### The task
Extract, from the records beneath this instruction, each line that contains the word "JSON".

### Dataset records
++++++++++++++++++++
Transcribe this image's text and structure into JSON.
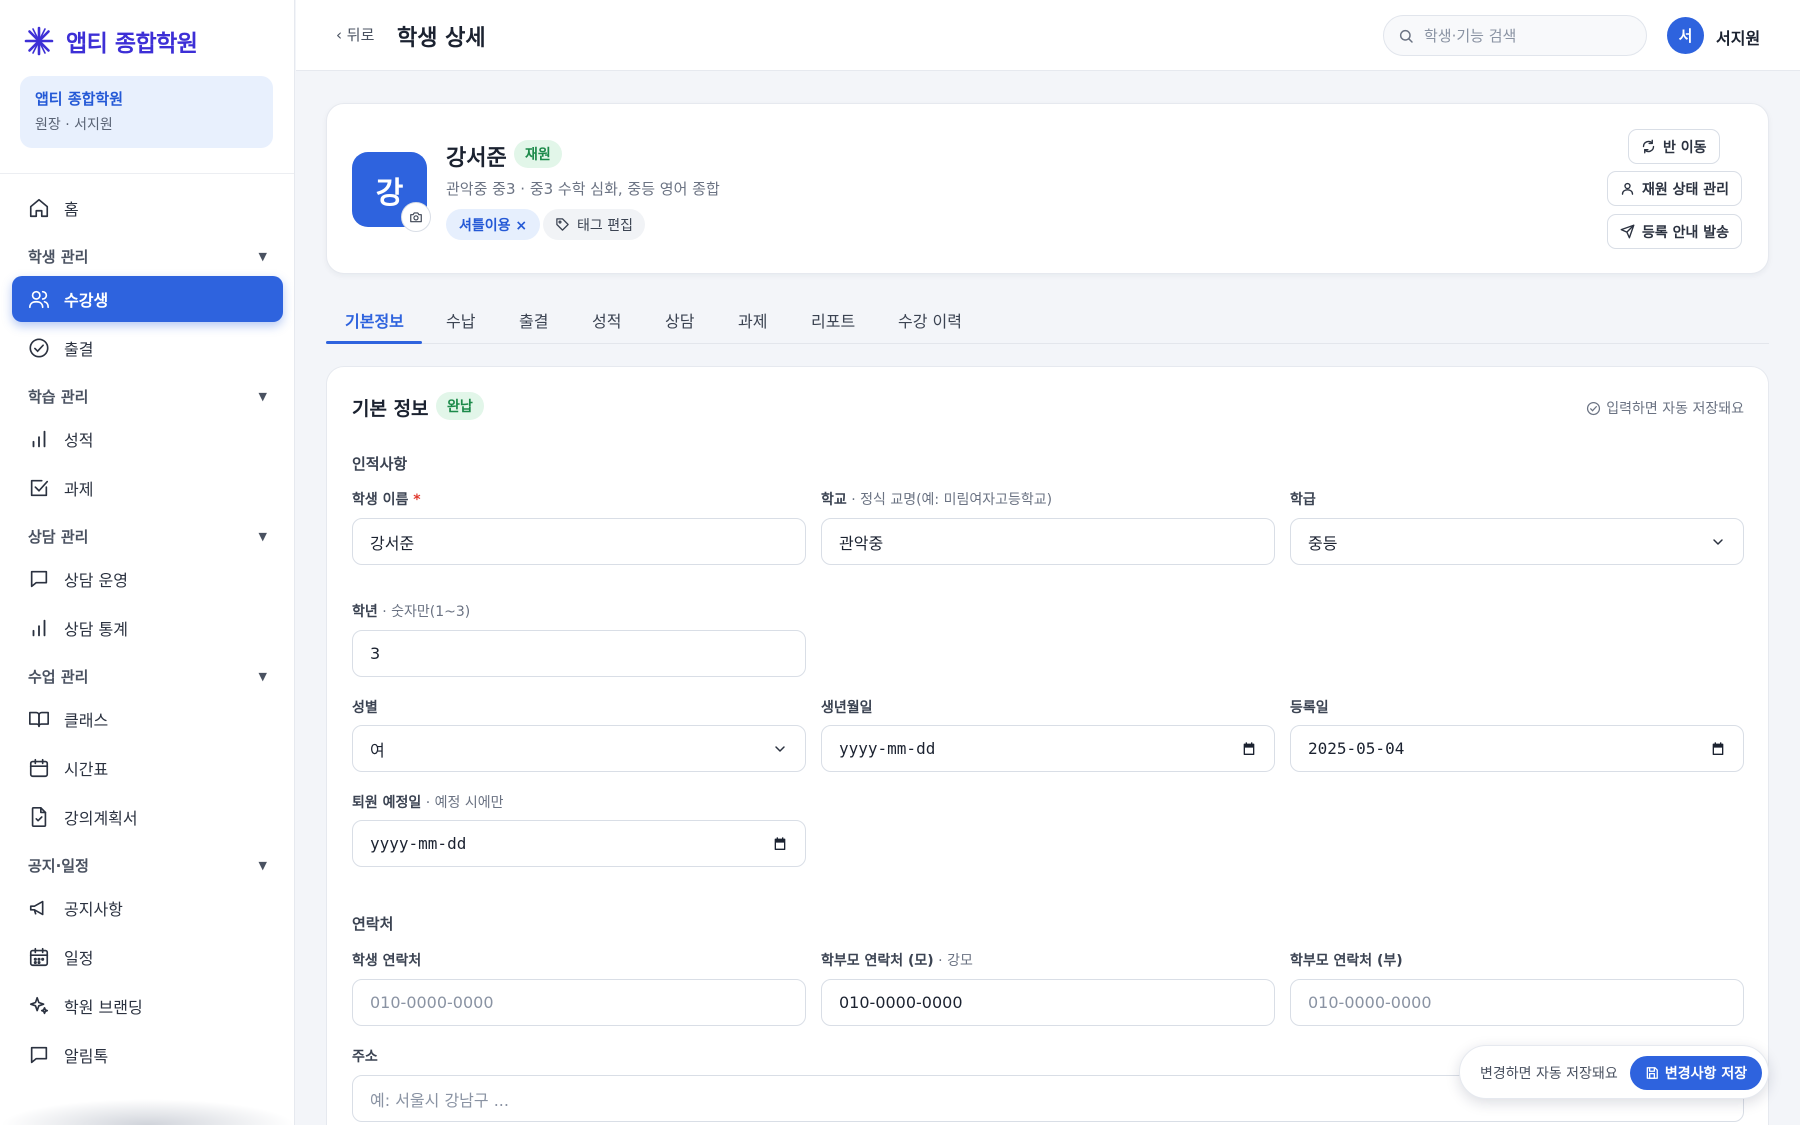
{
  "app": {
    "name": "앱티 종합학원"
  },
  "academy": {
    "name": "앱티 종합학원",
    "role": "원장 · 서지원"
  },
  "nav": {
    "home": "홈",
    "group_student": "학생 관리",
    "students": "수강생",
    "attendance": "출결",
    "group_learning": "학습 관리",
    "grades": "성적",
    "assignments": "과제",
    "group_counsel": "상담 관리",
    "counsel_ops": "상담 운영",
    "counsel_stats": "상담 통계",
    "group_class": "수업 관리",
    "classes": "클래스",
    "timetable": "시간표",
    "syllabus": "강의계획서",
    "group_notice": "공지·일정",
    "notices": "공지사항",
    "schedule": "일정",
    "branding": "학원 브랜딩",
    "alimtalk": "알림톡"
  },
  "header": {
    "back": "‹ 뒤로",
    "title": "학생 상세",
    "search_placeholder": "학생·기능 검색",
    "avatar_initial": "서",
    "user_name": "서지원"
  },
  "profile": {
    "initial": "강",
    "name": "강서준",
    "status": "재원",
    "subtitle": "관악중 중3 · 중3 수학 심화, 중등 영어 종합",
    "tag": "셔틀이용 ×",
    "tag_edit": "태그 편집",
    "actions": {
      "move_class": "반 이동",
      "manage_status": "재원 상태 관리",
      "send_enroll": "등록 안내 발송"
    }
  },
  "tabs": [
    "기본정보",
    "수납",
    "출결",
    "성적",
    "상담",
    "과제",
    "리포트",
    "수강 이력"
  ],
  "form": {
    "title": "기본 정보",
    "badge": "완납",
    "autosave": "입력하면 자동 저장돼요",
    "section_personal": "인적사항",
    "name_label": "학생 이름",
    "name_required": "*",
    "name_value": "강서준",
    "school_label": "학교",
    "school_hint": " · 정식 교명(예: 미림여자고등학교)",
    "school_value": "관악중",
    "level_label": "학급",
    "level_value": "중등",
    "grade_label": "학년",
    "grade_hint": " · 숫자만(1~3)",
    "grade_value": "3",
    "gender_label": "성별",
    "gender_value": "여",
    "birth_label": "생년월일",
    "birth_value": "yyyy-mm-dd",
    "enroll_label": "등록일",
    "enroll_value": "2025-05-04",
    "leave_label": "퇴원 예정일",
    "leave_hint": " · 예정 시에만",
    "leave_value": "yyyy-mm-dd",
    "section_contact": "연락처",
    "student_phone_label": "학생 연락처",
    "student_phone_placeholder": "010-0000-0000",
    "mother_phone_label": "학부모 연락처 (모)",
    "mother_phone_hint": " · 강모",
    "mother_phone_value": "010-0000-0000",
    "father_phone_label": "학부모 연락처 (부)",
    "father_phone_placeholder": "010-0000-0000",
    "address_label": "주소",
    "address_placeholder": "예: 서울시 강남구 ..."
  },
  "savebar": {
    "note": "변경하면 자동 저장돼요",
    "button": "변경사항 저장"
  },
  "colors": {
    "primary": "#2e63de",
    "logo": "#3d2fd6",
    "success_bg": "#e2f6e9",
    "success_text": "#1c8a4a"
  }
}
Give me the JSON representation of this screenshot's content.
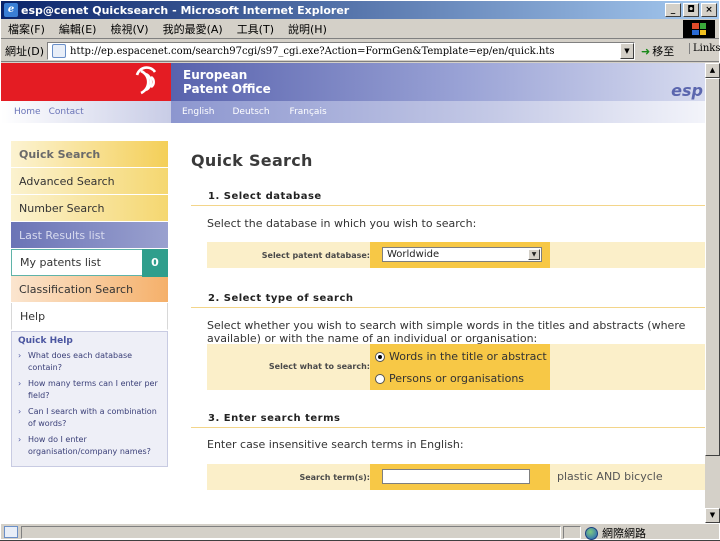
++++++++++++++++++++
### Full answer
Transcribe this image's text and structure into JSON.
Give me the JSON representation of this screenshot's content.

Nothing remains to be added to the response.